* [What you will do]: Reproduce all of the data word for word.

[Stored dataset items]
## begin

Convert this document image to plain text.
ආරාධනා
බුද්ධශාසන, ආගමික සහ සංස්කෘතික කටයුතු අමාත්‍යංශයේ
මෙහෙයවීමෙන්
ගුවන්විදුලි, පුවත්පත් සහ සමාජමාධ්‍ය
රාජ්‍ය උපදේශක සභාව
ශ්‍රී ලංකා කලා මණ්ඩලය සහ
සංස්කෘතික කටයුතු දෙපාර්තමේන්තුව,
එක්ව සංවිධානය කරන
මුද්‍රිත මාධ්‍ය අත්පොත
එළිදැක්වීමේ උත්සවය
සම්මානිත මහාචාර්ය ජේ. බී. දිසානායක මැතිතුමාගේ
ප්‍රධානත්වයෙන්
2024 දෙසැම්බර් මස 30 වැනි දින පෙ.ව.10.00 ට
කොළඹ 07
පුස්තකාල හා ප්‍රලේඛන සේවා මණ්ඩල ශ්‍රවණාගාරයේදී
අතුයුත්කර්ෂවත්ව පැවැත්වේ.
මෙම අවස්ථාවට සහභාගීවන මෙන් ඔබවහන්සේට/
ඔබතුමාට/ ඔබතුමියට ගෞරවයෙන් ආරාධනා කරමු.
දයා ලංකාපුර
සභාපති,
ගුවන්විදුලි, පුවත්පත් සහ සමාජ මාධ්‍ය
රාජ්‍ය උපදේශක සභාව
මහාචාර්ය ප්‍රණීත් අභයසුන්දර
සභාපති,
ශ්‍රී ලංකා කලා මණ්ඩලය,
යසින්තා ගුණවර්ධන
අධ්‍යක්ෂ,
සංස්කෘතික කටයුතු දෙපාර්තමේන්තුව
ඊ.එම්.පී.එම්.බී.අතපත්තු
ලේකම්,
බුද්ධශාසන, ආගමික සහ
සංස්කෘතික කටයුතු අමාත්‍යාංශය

## end

* [Full solution]:
Convert this document image to plain text.
ආරාධනා
බුද්ධශාසන, ආගමික සහ සංස්කෘතික කටයුතු අමාත්‍යංශයේ
මෙහෙයවීමෙන්
ගුවන්විදුලි, පුවත්පත් සහ සමාජමාධ්‍ය
රාජ්‍ය උපදේශක සභාව
ශ්‍රී ලංකා කලා මණ්ඩලය සහ
සංස්කෘතික කටයුතු දෙපාර්තමේන්තුව,
එක්ව සංවිධානය කරන
මුද්‍රිත මාධ්‍ය අත්පොත
එළිදැක්වීමේ උත්සවය
සම්මානිත මහාචාර්ය ජේ. බී. දිසානායක මැතිතුමාගේ
ප්‍රධානත්වයෙන්
2024 දෙසැම්බර් මස 30 වැනි දින පෙ.ව.10.00 ට
කොළඹ 07
පුස්තකාල හා ප්‍රලේඛන සේවා මණ්ඩල ශ්‍රවණාගාරයේදී
අතුයුත්කර්ෂවත්ව පැවැත්වේ.
මෙම අවස්ථාවට සහභාගීවන මෙන් ඔබවහන්සේට/
ඔබතුමාට/ ඔබතුමියට ගෞරවයෙන් ආරාධනා කරමු.
දයා ලංකාපුර
සභාපති,
ගුවන්විදුලි, පුවත්පත් සහ සමාජ මාධ්‍ය
රාජ්‍ය උපදේශක සභාව
මහාචාර්ය ප්‍රණීත් අභයසුන්දර
සභාපති,
ශ්‍රී ලංකා කලා මණ්ඩලය,
යසින්තා ගුණවර්ධන
අධ්‍යක්ෂ,
සංස්කෘතික කටයුතු දෙපාර්තමේන්තුව
ඊ.එම්.පී.එම්.බී.අතපත්තු
ලේකම්,
බුද්ධශාසන, ආගමික සහ
සංස්කෘතික කටයුතු අමාත්‍යාංශය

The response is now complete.